From the entries that follow, pick out all lines holding "روانکاوی".

START Given records

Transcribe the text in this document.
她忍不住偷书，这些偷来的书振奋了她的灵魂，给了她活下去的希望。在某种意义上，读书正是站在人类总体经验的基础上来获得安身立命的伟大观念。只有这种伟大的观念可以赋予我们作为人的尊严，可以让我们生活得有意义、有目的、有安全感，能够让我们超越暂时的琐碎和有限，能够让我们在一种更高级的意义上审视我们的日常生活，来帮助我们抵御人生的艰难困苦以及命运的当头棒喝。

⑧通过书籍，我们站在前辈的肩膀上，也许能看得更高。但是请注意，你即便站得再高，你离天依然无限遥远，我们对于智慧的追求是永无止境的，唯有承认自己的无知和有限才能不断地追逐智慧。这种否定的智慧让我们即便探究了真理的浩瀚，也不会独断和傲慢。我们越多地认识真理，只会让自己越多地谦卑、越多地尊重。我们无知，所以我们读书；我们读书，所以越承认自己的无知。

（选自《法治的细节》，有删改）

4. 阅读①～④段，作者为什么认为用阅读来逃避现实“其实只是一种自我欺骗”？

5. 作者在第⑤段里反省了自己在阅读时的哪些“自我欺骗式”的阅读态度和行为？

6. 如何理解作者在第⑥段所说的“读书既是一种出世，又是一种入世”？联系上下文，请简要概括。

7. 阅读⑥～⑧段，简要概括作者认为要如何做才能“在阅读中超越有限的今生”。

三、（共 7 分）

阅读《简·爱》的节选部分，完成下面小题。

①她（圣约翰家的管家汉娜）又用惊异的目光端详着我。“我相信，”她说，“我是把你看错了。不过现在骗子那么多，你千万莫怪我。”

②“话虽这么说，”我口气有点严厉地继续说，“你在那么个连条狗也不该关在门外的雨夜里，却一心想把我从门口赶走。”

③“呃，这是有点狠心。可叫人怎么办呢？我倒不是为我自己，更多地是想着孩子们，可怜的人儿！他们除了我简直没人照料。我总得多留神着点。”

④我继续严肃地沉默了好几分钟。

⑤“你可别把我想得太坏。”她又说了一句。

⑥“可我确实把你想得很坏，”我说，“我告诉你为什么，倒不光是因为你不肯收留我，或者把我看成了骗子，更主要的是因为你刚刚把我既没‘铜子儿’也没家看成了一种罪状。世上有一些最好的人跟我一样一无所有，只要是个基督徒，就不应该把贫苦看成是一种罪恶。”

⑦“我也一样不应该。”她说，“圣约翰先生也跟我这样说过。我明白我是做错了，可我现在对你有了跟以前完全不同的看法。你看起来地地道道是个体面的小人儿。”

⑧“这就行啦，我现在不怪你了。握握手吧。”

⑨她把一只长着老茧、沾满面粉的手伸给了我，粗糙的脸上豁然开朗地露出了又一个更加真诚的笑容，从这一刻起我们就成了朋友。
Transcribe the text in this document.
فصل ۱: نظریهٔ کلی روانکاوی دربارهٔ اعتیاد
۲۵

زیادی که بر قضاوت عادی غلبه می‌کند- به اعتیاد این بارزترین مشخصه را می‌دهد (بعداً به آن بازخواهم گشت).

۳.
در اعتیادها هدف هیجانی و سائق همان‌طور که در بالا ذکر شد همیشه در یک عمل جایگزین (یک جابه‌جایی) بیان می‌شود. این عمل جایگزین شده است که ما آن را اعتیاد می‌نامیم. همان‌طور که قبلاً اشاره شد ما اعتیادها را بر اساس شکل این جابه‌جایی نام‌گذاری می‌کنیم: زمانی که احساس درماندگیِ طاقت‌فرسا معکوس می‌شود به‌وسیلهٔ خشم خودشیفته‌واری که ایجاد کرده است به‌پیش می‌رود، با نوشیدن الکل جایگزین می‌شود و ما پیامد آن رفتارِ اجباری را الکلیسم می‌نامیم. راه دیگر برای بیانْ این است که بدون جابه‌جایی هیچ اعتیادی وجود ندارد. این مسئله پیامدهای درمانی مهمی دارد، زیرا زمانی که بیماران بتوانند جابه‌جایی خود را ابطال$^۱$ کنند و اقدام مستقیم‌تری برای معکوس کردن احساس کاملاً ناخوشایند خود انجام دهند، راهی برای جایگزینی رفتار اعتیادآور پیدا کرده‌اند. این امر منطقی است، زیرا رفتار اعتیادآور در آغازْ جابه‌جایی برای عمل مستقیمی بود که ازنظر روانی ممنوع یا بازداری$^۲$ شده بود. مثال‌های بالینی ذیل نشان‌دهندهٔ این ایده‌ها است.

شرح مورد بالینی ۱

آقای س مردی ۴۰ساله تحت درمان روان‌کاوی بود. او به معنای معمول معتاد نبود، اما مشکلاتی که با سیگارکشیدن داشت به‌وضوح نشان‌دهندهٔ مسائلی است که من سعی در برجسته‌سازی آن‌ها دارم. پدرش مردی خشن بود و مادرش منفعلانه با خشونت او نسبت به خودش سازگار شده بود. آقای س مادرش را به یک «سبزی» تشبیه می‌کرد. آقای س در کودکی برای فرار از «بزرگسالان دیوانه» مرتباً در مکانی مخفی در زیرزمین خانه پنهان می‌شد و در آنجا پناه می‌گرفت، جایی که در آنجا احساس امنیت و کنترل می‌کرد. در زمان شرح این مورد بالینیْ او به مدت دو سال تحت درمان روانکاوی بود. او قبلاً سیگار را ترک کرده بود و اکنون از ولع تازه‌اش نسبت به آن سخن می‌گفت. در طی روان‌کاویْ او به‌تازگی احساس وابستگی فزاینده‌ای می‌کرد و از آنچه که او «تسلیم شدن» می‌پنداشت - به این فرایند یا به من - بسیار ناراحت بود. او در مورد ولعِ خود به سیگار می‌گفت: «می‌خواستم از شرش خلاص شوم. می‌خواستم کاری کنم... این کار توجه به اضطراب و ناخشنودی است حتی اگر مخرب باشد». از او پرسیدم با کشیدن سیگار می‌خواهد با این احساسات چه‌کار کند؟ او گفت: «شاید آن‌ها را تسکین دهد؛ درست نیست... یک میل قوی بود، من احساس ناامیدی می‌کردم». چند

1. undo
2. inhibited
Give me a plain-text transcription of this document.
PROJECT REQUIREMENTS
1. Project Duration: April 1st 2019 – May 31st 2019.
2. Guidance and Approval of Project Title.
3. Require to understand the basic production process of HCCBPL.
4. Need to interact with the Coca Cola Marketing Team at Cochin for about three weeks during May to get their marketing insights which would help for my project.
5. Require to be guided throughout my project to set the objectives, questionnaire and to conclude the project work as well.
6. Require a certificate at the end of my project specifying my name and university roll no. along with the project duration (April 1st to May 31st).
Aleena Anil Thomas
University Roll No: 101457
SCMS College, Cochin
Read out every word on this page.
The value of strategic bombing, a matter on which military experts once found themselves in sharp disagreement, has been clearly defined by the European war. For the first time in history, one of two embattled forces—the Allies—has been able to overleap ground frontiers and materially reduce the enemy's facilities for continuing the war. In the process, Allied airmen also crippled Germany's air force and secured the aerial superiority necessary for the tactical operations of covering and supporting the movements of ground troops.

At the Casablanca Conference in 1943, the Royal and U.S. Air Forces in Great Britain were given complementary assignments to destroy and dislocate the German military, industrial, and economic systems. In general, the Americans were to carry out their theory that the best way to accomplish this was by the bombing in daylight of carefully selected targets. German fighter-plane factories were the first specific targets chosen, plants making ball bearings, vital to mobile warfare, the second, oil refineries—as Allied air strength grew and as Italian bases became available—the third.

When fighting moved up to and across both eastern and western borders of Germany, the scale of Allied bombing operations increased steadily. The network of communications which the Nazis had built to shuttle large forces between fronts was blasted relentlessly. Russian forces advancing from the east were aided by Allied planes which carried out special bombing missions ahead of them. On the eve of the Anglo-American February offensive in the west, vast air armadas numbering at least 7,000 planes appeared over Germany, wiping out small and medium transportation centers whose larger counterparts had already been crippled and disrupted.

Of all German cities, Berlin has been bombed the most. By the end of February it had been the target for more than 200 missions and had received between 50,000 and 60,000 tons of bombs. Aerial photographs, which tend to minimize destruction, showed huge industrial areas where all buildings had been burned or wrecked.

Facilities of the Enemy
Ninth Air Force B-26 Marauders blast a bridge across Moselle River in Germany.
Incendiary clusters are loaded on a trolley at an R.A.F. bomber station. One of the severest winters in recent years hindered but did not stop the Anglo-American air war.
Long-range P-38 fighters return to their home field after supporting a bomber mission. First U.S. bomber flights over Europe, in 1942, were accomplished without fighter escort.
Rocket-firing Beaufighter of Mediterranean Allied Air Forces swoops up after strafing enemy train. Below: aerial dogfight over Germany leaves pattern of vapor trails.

END Given records

_Solution for this problem_
فصل ۱: نظریهٔ کلی روانکاوی دربارهٔ اعتیاد
آقای س مردی ۴۰ساله تحت درمان روان‌کاوی بود. او به معنای معمول معتاد نبود، اما مشکلاتی که با سیگارکشیدن داشت به‌وضوح نشان‌دهندهٔ مسائلی است که من سعی در برجسته‌سازی آن‌ها دارم. پدرش مردی خشن بود و مادرش منفعلانه با خشونت او نسبت به خودش سازگار شده بود. آقای س مادرش را به یک «سبزی» تشبیه می‌کرد. آقای س در کودکی برای فرار از «بزرگسالان دیوانه» مرتباً در مکانی مخفی در زیرزمین خانه پنهان می‌شد و در آنجا پناه می‌گرفت، جایی که در آنجا احساس امنیت و کنترل می‌کرد. در زمان شرح این مورد بالینیْ او به مدت دو سال تحت درمان روانکاوی بود. او قبلاً سیگار را ترک کرده بود و اکنون از ولع تازه‌اش نسبت به آن سخن می‌گفت. در طی روان‌کاویْ او به‌تازگی احساس وابستگی فزاینده‌ای می‌کرد و از آنچه که او «تسلیم شدن» می‌پنداشت - به این فرایند یا به من - بسیار ناراحت بود. او در مورد ولعِ خود به سیگار می‌گفت: «می‌خواستم از شرش خلاص شوم. می‌خواستم کاری کنم... این کار توجه به اضطراب و ناخشنودی است حتی اگر مخرب باشد». از او پرسیدم با کشیدن سیگار می‌خواهد با این احساسات چه‌کار کند؟ او گفت: «شاید آن‌ها را تسکین دهد؛ درست نیست... یک میل قوی بود، من احساس ناامیدی می‌کردم». چند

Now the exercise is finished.